### [What you should do]
Write out the material exactly, leaving every picture behind.

##### Data entries

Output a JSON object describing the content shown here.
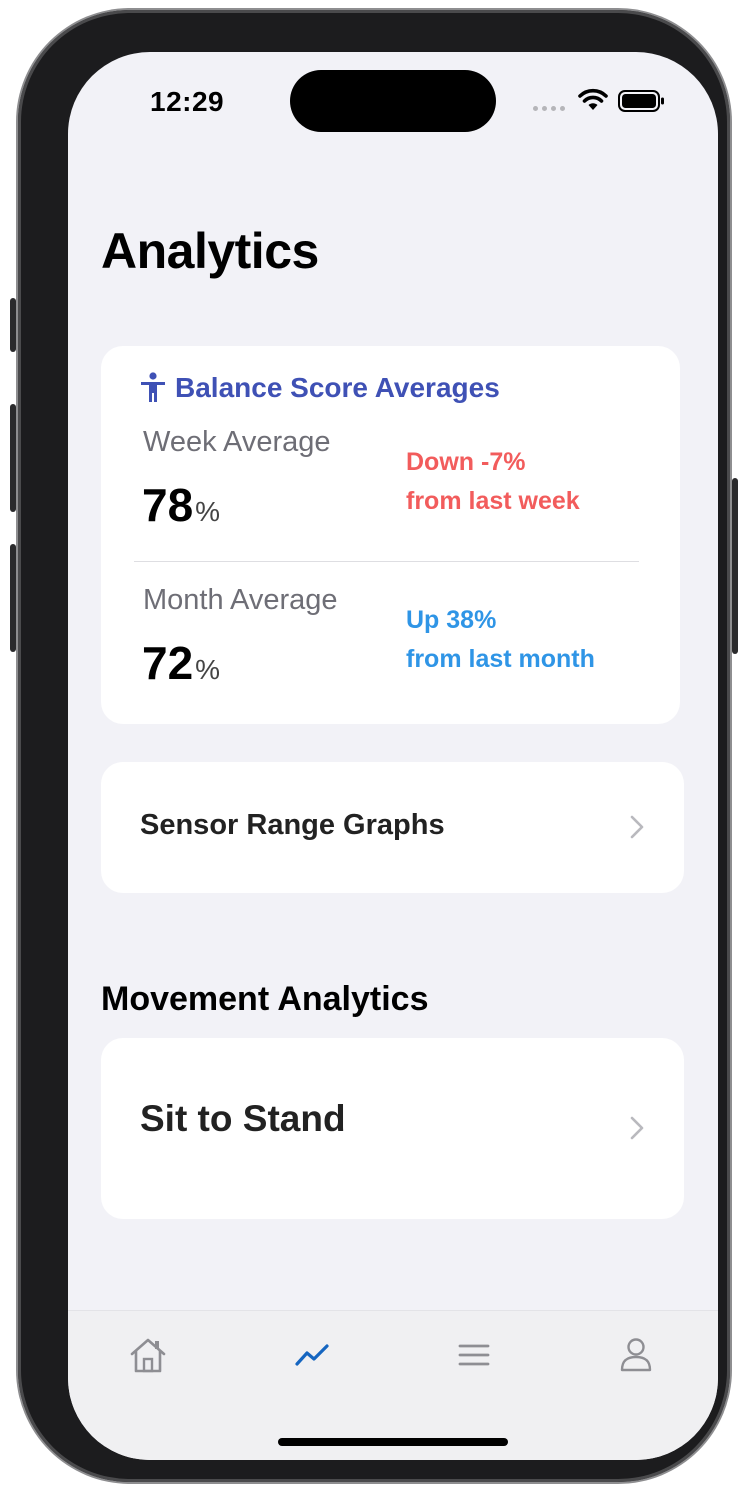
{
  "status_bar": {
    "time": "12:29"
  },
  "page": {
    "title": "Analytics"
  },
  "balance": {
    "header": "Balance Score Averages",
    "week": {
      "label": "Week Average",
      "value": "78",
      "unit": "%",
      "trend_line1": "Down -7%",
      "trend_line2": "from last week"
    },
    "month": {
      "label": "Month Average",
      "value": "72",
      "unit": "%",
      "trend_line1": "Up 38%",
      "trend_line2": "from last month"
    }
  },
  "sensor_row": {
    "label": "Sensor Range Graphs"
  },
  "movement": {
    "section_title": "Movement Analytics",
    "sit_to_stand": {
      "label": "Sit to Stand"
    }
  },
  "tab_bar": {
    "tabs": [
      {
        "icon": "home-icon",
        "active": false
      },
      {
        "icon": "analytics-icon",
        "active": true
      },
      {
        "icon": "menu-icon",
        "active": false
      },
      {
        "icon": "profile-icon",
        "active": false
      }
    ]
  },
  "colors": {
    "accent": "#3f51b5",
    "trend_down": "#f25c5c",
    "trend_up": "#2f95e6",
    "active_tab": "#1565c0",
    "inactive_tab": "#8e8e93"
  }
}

##########

### [Response below]
Output a JSON object describing the content shown here.
{
  "status_bar": {
    "time": "12:29"
  },
  "page": {
    "title": "Analytics"
  },
  "balance": {
    "header": "Balance Score Averages",
    "week": {
      "label": "Week Average",
      "value": "78",
      "unit": "%",
      "trend_line1": "Down -7%",
      "trend_line2": "from last week"
    },
    "month": {
      "label": "Month Average",
      "value": "72",
      "unit": "%",
      "trend_line1": "Up 38%",
      "trend_line2": "from last month"
    }
  },
  "sensor_row": {
    "label": "Sensor Range Graphs"
  },
  "movement": {
    "section_title": "Movement Analytics",
    "sit_to_stand": {
      "label": "Sit to Stand"
    }
  },
  "tab_bar": {
    "tabs": [
      {
        "icon": "home-icon",
        "active": false
      },
      {
        "icon": "analytics-icon",
        "active": true
      },
      {
        "icon": "menu-icon",
        "active": false
      },
      {
        "icon": "profile-icon",
        "active": false
      }
    ]
  },
  "colors": {
    "accent": "#3f51b5",
    "trend_down": "#f25c5c",
    "trend_up": "#2f95e6",
    "active_tab": "#1565c0",
    "inactive_tab": "#8e8e93"
  }
}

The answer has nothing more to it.